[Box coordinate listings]
★ ★ ★ ★

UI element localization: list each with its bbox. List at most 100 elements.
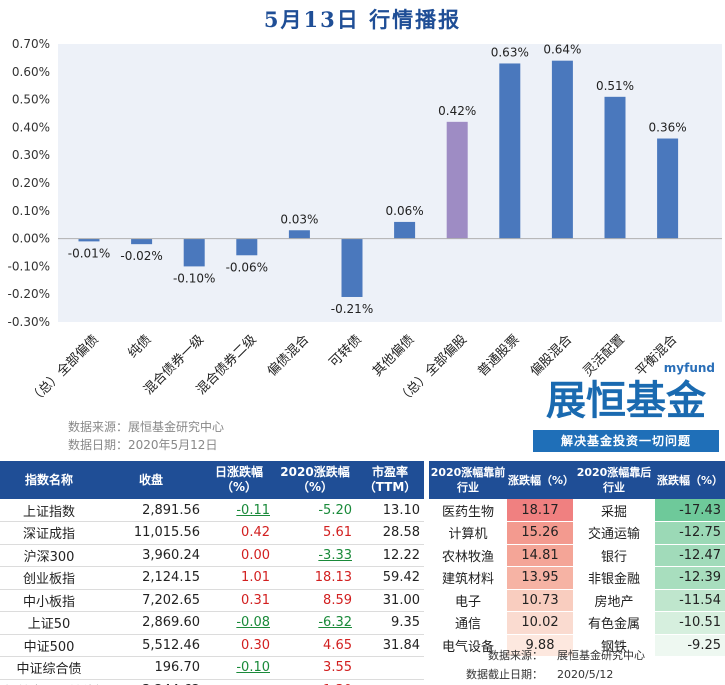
index-name-cell: 标普中国可转债指数 xyxy=(0,679,98,685)
index-row: 中小板指 7,202.65 0.31 8.59 31.00 xyxy=(0,589,424,612)
bottom-industry-cell: 有色金属 xyxy=(573,611,655,635)
y-tick-label: 0.20% xyxy=(12,176,50,190)
index-table-header: 指数名称 收盘 日涨跌幅（%） 2020涨跌幅（%） 市盈率（TTM） xyxy=(0,461,424,499)
bar-value-label: -0.02% xyxy=(120,249,162,263)
index-close-cell: 11,015.56 xyxy=(98,521,204,545)
bottom-industry-cell: 非银金融 xyxy=(573,566,655,590)
bottom-industry-change-cell: -12.75 xyxy=(655,521,725,545)
x-category-label: 普通股票 xyxy=(475,332,522,379)
bar-value-label: 0.06% xyxy=(386,204,424,218)
y-tick-label: 0.10% xyxy=(12,204,50,218)
index-ytd-change-cell: 18.13 xyxy=(274,566,356,590)
index-ytd-change-cell: 8.59 xyxy=(274,589,356,612)
bar xyxy=(394,221,416,239)
bar xyxy=(288,230,310,239)
index-row: 中证500 5,512.46 0.30 4.65 31.84 xyxy=(0,634,424,657)
chart-source: 数据来源：展恒基金研究中心 xyxy=(68,420,225,434)
index-close-cell: 2,891.56 xyxy=(98,499,204,522)
index-name-cell: 中证500 xyxy=(0,634,98,657)
index-day-change-cell: - xyxy=(204,679,274,685)
bar-value-label: -0.01% xyxy=(68,246,110,260)
index-pe-cell: 31.84 xyxy=(356,634,424,657)
industry-row: 电子 10.73 房地产 -11.54 xyxy=(429,589,725,612)
bottom-industry-cell: 交通运输 xyxy=(573,521,655,545)
header-close: 收盘 xyxy=(98,461,204,499)
bottom-industry-cell: 采掘 xyxy=(573,499,655,522)
footer-source-row: 数据来源： 展恒基金研究中心 xyxy=(429,646,725,665)
page-title: 5月13日 行情播报 xyxy=(263,7,462,32)
top-industry-cell: 电子 xyxy=(429,589,507,612)
industry-row: 建筑材料 13.95 非银金融 -12.39 xyxy=(429,566,725,590)
index-name-cell: 中证综合债 xyxy=(0,656,98,680)
index-day-change-cell: 0.31 xyxy=(204,589,274,612)
bar xyxy=(446,121,468,239)
bottom-industry-change-cell: -11.54 xyxy=(655,589,725,612)
index-pe-cell: 12.22 xyxy=(356,544,424,567)
index-ytd-change-cell: 3.55 xyxy=(274,656,356,680)
footer-source-value: 展恒基金研究中心 xyxy=(557,649,645,662)
index-close-cell: 7,202.65 xyxy=(98,589,204,612)
bottom-industry-change-cell: -9.25 xyxy=(655,634,725,657)
footer-date-row: 数据截止日期： 2020/5/12 xyxy=(429,665,725,684)
industry-table: 2020涨幅靠前行业 涨跌幅（%） 2020涨幅靠后行业 涨跌幅（%） 医药生物… xyxy=(429,461,725,657)
y-tick-label: 0.00% xyxy=(12,232,50,246)
bar xyxy=(341,238,363,297)
index-name-cell: 深证成指 xyxy=(0,521,98,545)
index-name-cell: 创业板指 xyxy=(0,566,98,590)
top-industry-change-cell: 9.88 xyxy=(507,634,573,657)
industry-row: 医药生物 18.17 采掘 -17.43 xyxy=(429,499,725,522)
y-tick-label: 0.40% xyxy=(12,120,50,134)
index-name-cell: 中小板指 xyxy=(0,589,98,612)
bar-value-label: 0.36% xyxy=(649,121,687,135)
top-industry-cell: 农林牧渔 xyxy=(429,544,507,567)
bar xyxy=(604,96,626,239)
index-name-cell: 沪深300 xyxy=(0,544,98,567)
header-index-name: 指数名称 xyxy=(0,461,98,499)
header-pe: 市盈率（TTM） xyxy=(356,461,424,499)
index-close-cell: 5,512.46 xyxy=(98,634,204,657)
index-day-change-cell: -0.10 xyxy=(204,656,274,680)
bar-value-label: 0.42% xyxy=(438,104,476,118)
top-industry-change-cell: 18.17 xyxy=(507,499,573,522)
index-close-cell: 196.70 xyxy=(98,656,204,680)
index-day-change-cell: 0.42 xyxy=(204,521,274,545)
index-row: 深证成指 11,015.56 0.42 5.61 28.58 xyxy=(0,521,424,545)
y-tick-label: 0.60% xyxy=(12,65,50,79)
index-pe-cell xyxy=(356,679,424,685)
top-industry-cell: 医药生物 xyxy=(429,499,507,522)
bottom-industry-cell: 银行 xyxy=(573,544,655,567)
index-name-cell: 上证指数 xyxy=(0,499,98,522)
header-top-change: 涨跌幅（%） xyxy=(507,461,574,499)
x-category-label: 可转债 xyxy=(327,332,365,370)
bar xyxy=(657,138,679,239)
top-industry-cell: 建筑材料 xyxy=(429,566,507,590)
bar-value-label: -0.10% xyxy=(173,271,215,285)
bottom-industry-change-cell: -17.43 xyxy=(655,499,725,522)
bottom-industry-change-cell: -12.39 xyxy=(655,566,725,590)
index-pe-cell: 59.42 xyxy=(356,566,424,590)
bar-chart: 0.70% 0.60% 0.50% 0.40% 0.30% 0.20% 0.10% 0.00%… xyxy=(8,37,722,407)
index-row: 上证50 2,869.60 -0.08 -6.32 9.35 xyxy=(0,611,424,635)
y-tick-label: 0.50% xyxy=(12,93,50,107)
index-ytd-change-cell: -3.33 xyxy=(274,544,356,567)
footer-date-value: 2020/5/12 xyxy=(557,668,614,681)
top-industry-cell: 电气设备 xyxy=(429,634,507,657)
y-tick-label: 0.70% xyxy=(12,37,50,51)
index-ytd-change-cell: 1.30 xyxy=(274,679,356,685)
bar xyxy=(499,63,521,239)
index-name-cell: 上证50 xyxy=(0,611,98,635)
top-industry-change-cell: 14.81 xyxy=(507,544,573,567)
index-row: 上证指数 2,891.56 -0.11 -5.20 13.10 xyxy=(0,499,424,522)
index-row: 标普中国可转债指数3,244.62-1.30 xyxy=(0,679,424,685)
index-close-cell: 2,869.60 xyxy=(98,611,204,635)
bottom-industry-change-cell: -12.47 xyxy=(655,544,725,567)
y-tick-label: -0.10% xyxy=(8,259,50,273)
top-industry-change-cell: 13.95 xyxy=(507,566,573,590)
industry-row: 计算机 15.26 交通运输 -12.75 xyxy=(429,521,725,545)
index-close-cell: 2,124.15 xyxy=(98,566,204,590)
index-day-change-cell: -0.08 xyxy=(204,611,274,635)
index-pe-cell: 31.00 xyxy=(356,589,424,612)
index-pe-cell: 13.10 xyxy=(356,499,424,522)
logo-slogan: 解决基金投资一切问题 xyxy=(533,430,719,452)
index-day-change-cell: 0.00 xyxy=(204,544,274,567)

★ ★ ★ ★

Please copy out every line of the records above word for word. Leave the pictures out of your answer.

UI element localization: list each with its bbox. List at most 100 elements.
index-name-cell: 标普中国可转债指数 xyxy=(0,679,98,685)
index-row: 中小板指 7,202.65 0.31 8.59 31.00 xyxy=(0,589,424,612)
bottom-industry-cell: 有色金属 xyxy=(573,611,655,635)
y-tick-label: 0.20% xyxy=(12,176,50,190)
index-table-header: 指数名称 收盘 日涨跌幅（%） 2020涨跌幅（%） 市盈率（TTM） xyxy=(0,461,424,499)
bar-value-label: -0.02% xyxy=(120,249,162,263)
index-close-cell: 11,015.56 xyxy=(98,521,204,545)
bottom-industry-cell: 非银金融 xyxy=(573,566,655,590)
bottom-industry-change-cell: -12.75 xyxy=(655,521,725,545)
x-category-label: 普通股票 xyxy=(475,332,522,379)
bar-value-label: 0.06% xyxy=(386,204,424,218)
y-tick-label: 0.10% xyxy=(12,204,50,218)
index-ytd-change-cell: 18.13 xyxy=(274,566,356,590)
index-ytd-change-cell: 8.59 xyxy=(274,589,356,612)
bar xyxy=(394,221,416,239)
bar xyxy=(288,230,310,239)
index-row: 中证500 5,512.46 0.30 4.65 31.84 xyxy=(0,634,424,657)
chart-source: 数据来源：展恒基金研究中心 xyxy=(68,420,225,434)
index-close-cell: 2,891.56 xyxy=(98,499,204,522)
index-name-cell: 中证500 xyxy=(0,634,98,657)
index-day-change-cell: - xyxy=(204,679,274,685)
bar-value-label: -0.01% xyxy=(68,246,110,260)
index-pe-cell: 31.84 xyxy=(356,634,424,657)
industry-row: 电子 10.73 房地产 -11.54 xyxy=(429,589,725,612)
bottom-industry-cell: 交通运输 xyxy=(573,521,655,545)
header-close: 收盘 xyxy=(98,461,204,499)
bottom-industry-cell: 采掘 xyxy=(573,499,655,522)
footer-source-row: 数据来源： 展恒基金研究中心 xyxy=(429,646,725,665)
page-title: 5月13日 行情播报 xyxy=(263,7,462,32)
top-industry-cell: 电子 xyxy=(429,589,507,612)
industry-row: 建筑材料 13.95 非银金融 -12.39 xyxy=(429,566,725,590)
index-name-cell: 中证综合债 xyxy=(0,656,98,680)
index-day-change-cell: 0.31 xyxy=(204,589,274,612)
bar xyxy=(446,121,468,239)
bottom-industry-change-cell: -11.54 xyxy=(655,589,725,612)
index-pe-cell: 12.22 xyxy=(356,544,424,567)
index-ytd-change-cell: 3.55 xyxy=(274,656,356,680)
footer-source-value: 展恒基金研究中心 xyxy=(557,649,645,662)
index-close-cell: 7,202.65 xyxy=(98,589,204,612)
bottom-industry-change-cell: -9.25 xyxy=(655,634,725,657)
footer-date-row: 数据截止日期： 2020/5/12 xyxy=(429,665,725,684)
industry-table: 2020涨幅靠前行业 涨跌幅（%） 2020涨幅靠后行业 涨跌幅（%） 医药生物… xyxy=(429,461,725,657)
y-tick-label: 0.00% xyxy=(12,232,50,246)
bar xyxy=(341,238,363,297)
index-name-cell: 深证成指 xyxy=(0,521,98,545)
index-name-cell: 创业板指 xyxy=(0,566,98,590)
top-industry-change-cell: 9.88 xyxy=(507,634,573,657)
industry-row: 医药生物 18.17 采掘 -17.43 xyxy=(429,499,725,522)
y-tick-label: 0.40% xyxy=(12,120,50,134)
index-name-cell: 中小板指 xyxy=(0,589,98,612)
bar-value-label: 0.36% xyxy=(649,121,687,135)
top-industry-cell: 农林牧渔 xyxy=(429,544,507,567)
bar xyxy=(604,96,626,239)
index-name-cell: 沪深300 xyxy=(0,544,98,567)
header-index-name: 指数名称 xyxy=(0,461,98,499)
header-pe: 市盈率（TTM） xyxy=(356,461,424,499)
index-close-cell: 5,512.46 xyxy=(98,634,204,657)
index-day-change-cell: -0.10 xyxy=(204,656,274,680)
bar-value-label: 0.42% xyxy=(438,104,476,118)
top-industry-change-cell: 18.17 xyxy=(507,499,573,522)
index-close-cell: 196.70 xyxy=(98,656,204,680)
index-day-change-cell: 0.42 xyxy=(204,521,274,545)
index-row: 深证成指 11,015.56 0.42 5.61 28.58 xyxy=(0,521,424,545)
y-tick-label: 0.60% xyxy=(12,65,50,79)
index-pe-cell xyxy=(356,679,424,685)
top-industry-cell: 医药生物 xyxy=(429,499,507,522)
bottom-industry-cell: 银行 xyxy=(573,544,655,567)
index-name-cell: 上证指数 xyxy=(0,499,98,522)
header-top-change: 涨跌幅（%） xyxy=(507,461,574,499)
x-category-label: 可转债 xyxy=(327,332,365,370)
bar xyxy=(657,138,679,239)
top-industry-cell: 建筑材料 xyxy=(429,566,507,590)
bar-value-label: -0.10% xyxy=(173,271,215,285)
bottom-industry-change-cell: -17.43 xyxy=(655,499,725,522)
bottom-industry-change-cell: -12.39 xyxy=(655,566,725,590)
index-pe-cell: 59.42 xyxy=(356,566,424,590)
bar-chart: 0.70% 0.60% 0.50% 0.40% 0.30% 0.20% 0.10% 0.00%… xyxy=(8,37,722,407)
index-row: 上证50 2,869.60 -0.08 -6.32 9.35 xyxy=(0,611,424,635)
y-tick-label: 0.50% xyxy=(12,93,50,107)
index-ytd-change-cell: -3.33 xyxy=(274,544,356,567)
footer-date-value: 2020/5/12 xyxy=(557,668,614,681)
top-industry-cell: 电气设备 xyxy=(429,634,507,657)
y-tick-label: 0.70% xyxy=(12,37,50,51)
index-ytd-change-cell: 1.30 xyxy=(274,679,356,685)
bar xyxy=(499,63,521,239)
index-name-cell: 上证50 xyxy=(0,611,98,635)
top-industry-change-cell: 14.81 xyxy=(507,544,573,567)
index-row: 上证指数 2,891.56 -0.11 -5.20 13.10 xyxy=(0,499,424,522)
index-row: 标普中国可转债指数3,244.62-1.30 xyxy=(0,679,424,685)
index-close-cell: 2,869.60 xyxy=(98,611,204,635)
bottom-industry-change-cell: -12.47 xyxy=(655,544,725,567)
y-tick-label: -0.10% xyxy=(8,259,50,273)
top-industry-change-cell: 13.95 xyxy=(507,566,573,590)
industry-row: 计算机 15.26 交通运输 -12.75 xyxy=(429,521,725,545)
index-close-cell: 2,124.15 xyxy=(98,566,204,590)
index-day-change-cell: -0.08 xyxy=(204,611,274,635)
index-pe-cell: 31.00 xyxy=(356,589,424,612)
index-pe-cell: 13.10 xyxy=(356,499,424,522)
logo-slogan: 解决基金投资一切问题 xyxy=(533,430,719,452)
index-day-change-cell: 0.00 xyxy=(204,544,274,567)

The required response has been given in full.